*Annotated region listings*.
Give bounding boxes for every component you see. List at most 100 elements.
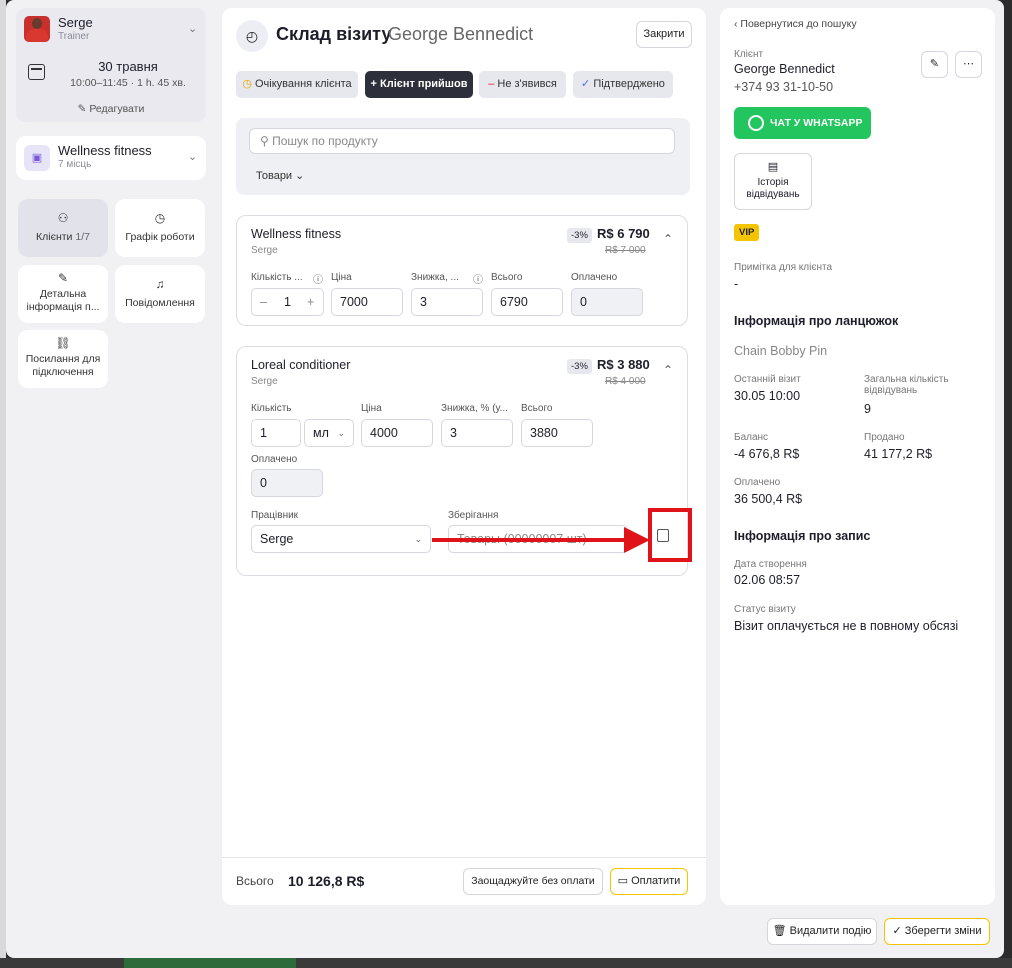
avatar [24, 16, 50, 42]
total-label: Всього [236, 874, 274, 888]
tile-connect-link[interactable]: ⛓ Посилання для підключення [18, 330, 108, 388]
room-select[interactable]: ▣ Wellness fitness 7 місць ⌄ [16, 136, 206, 180]
trash-icon: 🗑 [772, 925, 790, 937]
storage-label: Зберігання [448, 510, 499, 521]
total-visits-value: 9 [864, 402, 871, 416]
total-field[interactable]: 3880 [521, 419, 593, 447]
room-icon: ▣ [24, 145, 50, 171]
pay-label: Оплатити [631, 875, 681, 887]
history-icon: ▤ [767, 161, 779, 173]
tile-details[interactable]: ✎ Детальна інформація п... [18, 265, 108, 323]
link-icon: ⛓ [55, 336, 71, 350]
tile-schedule-label: Графік роботи [125, 231, 195, 243]
product-name: Loreal conditioner [251, 358, 351, 372]
back-to-search-link[interactable]: ‹ Повернутися до пошуку [734, 18, 857, 30]
total-label: Всього [521, 403, 553, 414]
unit-select[interactable]: мл ⌄ [304, 419, 354, 447]
whatsapp-icon [748, 115, 764, 131]
visit-time: 10:00–11:45 · 1 h. 45 хв. [70, 77, 186, 89]
plus-icon[interactable]: + [307, 289, 314, 315]
created-value: 02.06 08:57 [734, 573, 801, 587]
trainer-card[interactable]: Serge Trainer ⌄ 30 травня 10:00–11:45 · … [16, 8, 206, 122]
chain-name: Chain Bobby Pin [734, 344, 828, 358]
save-changes-button[interactable]: ✓ Зберегти зміни [884, 918, 990, 945]
tile-notifications[interactable]: ♫ Повідомлення [115, 265, 205, 323]
paid-label: Оплачено [734, 477, 781, 488]
last-visit-value: 30.05 10:00 [734, 389, 801, 403]
delete-event-button[interactable]: 🗑 Видалити подію [767, 918, 877, 945]
product-search-input[interactable]: ⚲ Пошук по продукту [249, 128, 675, 154]
chevron-up-icon[interactable]: ⌃ [663, 232, 673, 246]
chevron-up-icon[interactable]: ⌃ [663, 363, 673, 377]
info-icon: ⓘ [473, 275, 483, 286]
more-icon[interactable]: ⋯ [955, 51, 982, 78]
sold-value: 41 177,2 R$ [864, 447, 933, 461]
plus-icon: + [370, 78, 380, 90]
calendar-icon [28, 64, 45, 80]
discount-label: Знижка, ... [411, 272, 459, 283]
status-no-show[interactable]: – Не з'явився [479, 71, 566, 98]
price-label: Ціна [361, 403, 382, 414]
status-waiting[interactable]: ◷ Очікування клієнта [236, 71, 358, 98]
minus-icon[interactable]: – [260, 289, 267, 315]
users-icon: ⚇ [57, 211, 69, 225]
annotation-arrow-head [624, 527, 650, 553]
sold-label: Продано [864, 432, 905, 443]
record-heading: Інформація про запис [734, 529, 871, 543]
bell-icon: ♫ [155, 277, 165, 291]
goods-filter[interactable]: Товари ⌄ [256, 169, 304, 182]
note-icon: ✎ [57, 271, 69, 285]
tile-details-label: Детальна інформація п... [26, 288, 100, 313]
total-visits-label: Загальна кількість відвідувань [864, 374, 949, 396]
chevron-down-icon: ⌄ [337, 428, 345, 438]
wallet-icon: ▭ [617, 875, 632, 887]
panel-client-name: George Bennedict [388, 24, 534, 44]
whatsapp-button[interactable]: ЧАТ У WHATSAPP [734, 107, 871, 139]
backdrop-bottom [0, 958, 1012, 968]
note-value: - [734, 277, 739, 291]
tile-clients[interactable]: ⚇ Клієнти 1/7 [18, 199, 108, 257]
status-arrived[interactable]: + Клієнт прийшов [365, 71, 473, 98]
annotation-highlight-box [648, 508, 692, 562]
close-button[interactable]: Закрити [636, 21, 692, 48]
trainer-name: Serge [58, 15, 93, 30]
tile-schedule[interactable]: ◷ Графік роботи [115, 199, 205, 257]
tile-notifications-label: Повідомлення [125, 297, 195, 309]
pencil-icon[interactable]: ✎ [921, 51, 948, 78]
calendar-clock-icon: ◴ [236, 20, 268, 52]
discount-field[interactable]: 3 [411, 288, 483, 316]
edit-link[interactable]: ✎ Редагувати [16, 103, 206, 115]
pay-button[interactable]: ▭ Оплатити [610, 868, 688, 895]
check-icon: ✓ [892, 925, 905, 937]
visit-history-button[interactable]: ▤ Історія відвідувань [734, 153, 812, 210]
discount-field[interactable]: 3 [441, 419, 513, 447]
worker-label: Працівник [251, 510, 299, 521]
product-price: R$ 6 790 [597, 226, 650, 241]
trainer-role: Trainer [58, 31, 90, 42]
clock-icon: ◷ [242, 78, 255, 90]
whatsapp-label: ЧАТ У WHATSAPP [770, 117, 863, 129]
last-visit-label: Останній візит [734, 374, 801, 385]
price-label: Ціна [331, 272, 352, 283]
total-field[interactable]: 6790 [491, 288, 563, 316]
status-confirmed[interactable]: ✓ Підтверджено [573, 71, 673, 98]
info-icon: ⓘ [313, 275, 323, 286]
paid-field: 0 [571, 288, 643, 316]
clock-icon: ◷ [154, 211, 166, 225]
save-label: Зберегти зміни [904, 925, 982, 937]
unit-value: мл [313, 426, 329, 440]
chevron-down-icon[interactable]: ⌄ [188, 22, 197, 35]
price-field[interactable]: 4000 [361, 419, 433, 447]
status-confirmed-label: Підтверджено [593, 78, 665, 90]
search-placeholder: Пошук по продукту [272, 134, 378, 148]
quantity-stepper[interactable]: – 1 + [251, 288, 324, 316]
client-name[interactable]: George Bennedict [734, 62, 835, 76]
note-label: Примітка для клієнта [734, 262, 833, 273]
save-without-payment-button[interactable]: Заощаджуйте без оплати [463, 868, 603, 895]
quantity-field[interactable]: 1 [251, 419, 301, 447]
price-field[interactable]: 7000 [331, 288, 403, 316]
worker-select[interactable]: Serge ⌄ [251, 525, 431, 553]
client-phone[interactable]: +374 93 31-10-50 [734, 80, 833, 94]
paid-label: Оплачено [571, 272, 618, 283]
status-label: Статус візиту [734, 604, 796, 615]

*WORK TO COMPLETE*.
Rewrite the lines of all the records above, changing every "chevron-up-icon" to "arrow-up-icon" and keeping everything else the same. Omit the pictures from your answer.

*ANSWER FOR THIS EXERCISE*.
Give bounding boxes for every component you see. List at most 100 elements.
avatar [24, 16, 50, 42]
total-label: Всього [236, 874, 274, 888]
tile-connect-link[interactable]: ⛓ Посилання для підключення [18, 330, 108, 388]
room-select[interactable]: ▣ Wellness fitness 7 місць ⌄ [16, 136, 206, 180]
trash-icon: 🗑 [772, 925, 790, 937]
storage-label: Зберігання [448, 510, 499, 521]
total-visits-value: 9 [864, 402, 871, 416]
total-field[interactable]: 3880 [521, 419, 593, 447]
room-icon: ▣ [24, 145, 50, 171]
pay-label: Оплатити [631, 875, 681, 887]
history-icon: ▤ [767, 161, 779, 173]
tile-details[interactable]: ✎ Детальна інформація п... [18, 265, 108, 323]
link-icon: ⛓ [55, 336, 71, 350]
tile-schedule-label: Графік роботи [125, 231, 195, 243]
product-name: Loreal conditioner [251, 358, 351, 372]
back-to-search-link[interactable]: ‹ Повернутися до пошуку [734, 18, 857, 30]
total-label: Всього [521, 403, 553, 414]
unit-select[interactable]: мл ⌄ [304, 419, 354, 447]
whatsapp-icon [748, 115, 764, 131]
visit-time: 10:00–11:45 · 1 h. 45 хв. [70, 77, 186, 89]
plus-icon[interactable]: + [307, 289, 314, 315]
created-value: 02.06 08:57 [734, 573, 801, 587]
trainer-card[interactable]: Serge Trainer ⌄ 30 травня 10:00–11:45 · … [16, 8, 206, 122]
chain-name: Chain Bobby Pin [734, 344, 828, 358]
save-changes-button[interactable]: ✓ Зберегти зміни [884, 918, 990, 945]
tile-notifications[interactable]: ♫ Повідомлення [115, 265, 205, 323]
paid-label: Оплачено [734, 477, 781, 488]
last-visit-value: 30.05 10:00 [734, 389, 801, 403]
delete-event-button[interactable]: 🗑 Видалити подію [767, 918, 877, 945]
product-search-input[interactable]: ⚲ Пошук по продукту [249, 128, 675, 154]
arrow-up-icon[interactable]: ⌃ [663, 232, 673, 246]
arrow-up-icon[interactable]: ⌃ [663, 363, 673, 377]
info-icon: ⓘ [473, 275, 483, 286]
more-icon[interactable]: ⋯ [955, 51, 982, 78]
sold-value: 41 177,2 R$ [864, 447, 933, 461]
plus-icon: + [370, 78, 380, 90]
calendar-icon [28, 64, 45, 80]
discount-label: Знижка, ... [411, 272, 459, 283]
status-no-show[interactable]: – Не з'явився [479, 71, 566, 98]
price-label: Ціна [361, 403, 382, 414]
status-waiting[interactable]: ◷ Очікування клієнта [236, 71, 358, 98]
minus-icon[interactable]: – [260, 289, 267, 315]
users-icon: ⚇ [57, 211, 69, 225]
annotation-arrow-head [624, 527, 650, 553]
sold-label: Продано [864, 432, 905, 443]
record-heading: Інформація про запис [734, 529, 871, 543]
bell-icon: ♫ [155, 277, 165, 291]
goods-filter[interactable]: Товари ⌄ [256, 169, 304, 182]
note-icon: ✎ [57, 271, 69, 285]
tile-details-label: Детальна інформація п... [26, 288, 100, 313]
total-visits-label: Загальна кількість відвідувань [864, 374, 949, 396]
chevron-down-icon: ⌄ [337, 428, 345, 438]
wallet-icon: ▭ [617, 875, 632, 887]
panel-client-name: George Bennedict [388, 24, 534, 44]
whatsapp-button[interactable]: ЧАТ У WHATSAPP [734, 107, 871, 139]
backdrop-bottom [0, 958, 1012, 968]
note-value: - [734, 277, 739, 291]
tile-clients[interactable]: ⚇ Клієнти 1/7 [18, 199, 108, 257]
status-arrived[interactable]: + Клієнт прийшов [365, 71, 473, 98]
annotation-highlight-box [648, 508, 692, 562]
close-button[interactable]: Закрити [636, 21, 692, 48]
trainer-name: Serge [58, 15, 93, 30]
tile-schedule[interactable]: ◷ Графік роботи [115, 199, 205, 257]
tile-notifications-label: Повідомлення [125, 297, 195, 309]
pencil-icon[interactable]: ✎ [921, 51, 948, 78]
calendar-clock-icon: ◴ [236, 20, 268, 52]
discount-field[interactable]: 3 [411, 288, 483, 316]
edit-link[interactable]: ✎ Редагувати [16, 103, 206, 115]
pay-button[interactable]: ▭ Оплатити [610, 868, 688, 895]
check-icon: ✓ [892, 925, 905, 937]
visit-history-button[interactable]: ▤ Історія відвідувань [734, 153, 812, 210]
discount-field[interactable]: 3 [441, 419, 513, 447]
worker-label: Працівник [251, 510, 299, 521]
product-price: R$ 6 790 [597, 226, 650, 241]
trainer-role: Trainer [58, 31, 90, 42]
clock-icon: ◷ [242, 78, 255, 90]
whatsapp-label: ЧАТ У WHATSAPP [770, 117, 863, 129]
last-visit-label: Останній візит [734, 374, 801, 385]
price-label: Ціна [331, 272, 352, 283]
total-field[interactable]: 6790 [491, 288, 563, 316]
status-confirmed[interactable]: ✓ Підтверджено [573, 71, 673, 98]
info-icon: ⓘ [313, 275, 323, 286]
paid-field: 0 [571, 288, 643, 316]
clock-icon: ◷ [154, 211, 166, 225]
save-label: Зберегти зміни [904, 925, 982, 937]
unit-value: мл [313, 426, 329, 440]
chevron-down-icon[interactable]: ⌄ [188, 22, 197, 35]
price-field[interactable]: 4000 [361, 419, 433, 447]
status-confirmed-label: Підтверджено [593, 78, 665, 90]
search-placeholder: Пошук по продукту [272, 134, 378, 148]
quantity-stepper[interactable]: – 1 + [251, 288, 324, 316]
client-name[interactable]: George Bennedict [734, 62, 835, 76]
note-label: Примітка для клієнта [734, 262, 833, 273]
save-without-payment-button[interactable]: Заощаджуйте без оплати [463, 868, 603, 895]
quantity-field[interactable]: 1 [251, 419, 301, 447]
price-field[interactable]: 7000 [331, 288, 403, 316]
worker-select[interactable]: Serge ⌄ [251, 525, 431, 553]
client-phone[interactable]: +374 93 31-10-50 [734, 80, 833, 94]
paid-label: Оплачено [571, 272, 618, 283]
status-label: Статус візиту [734, 604, 796, 615]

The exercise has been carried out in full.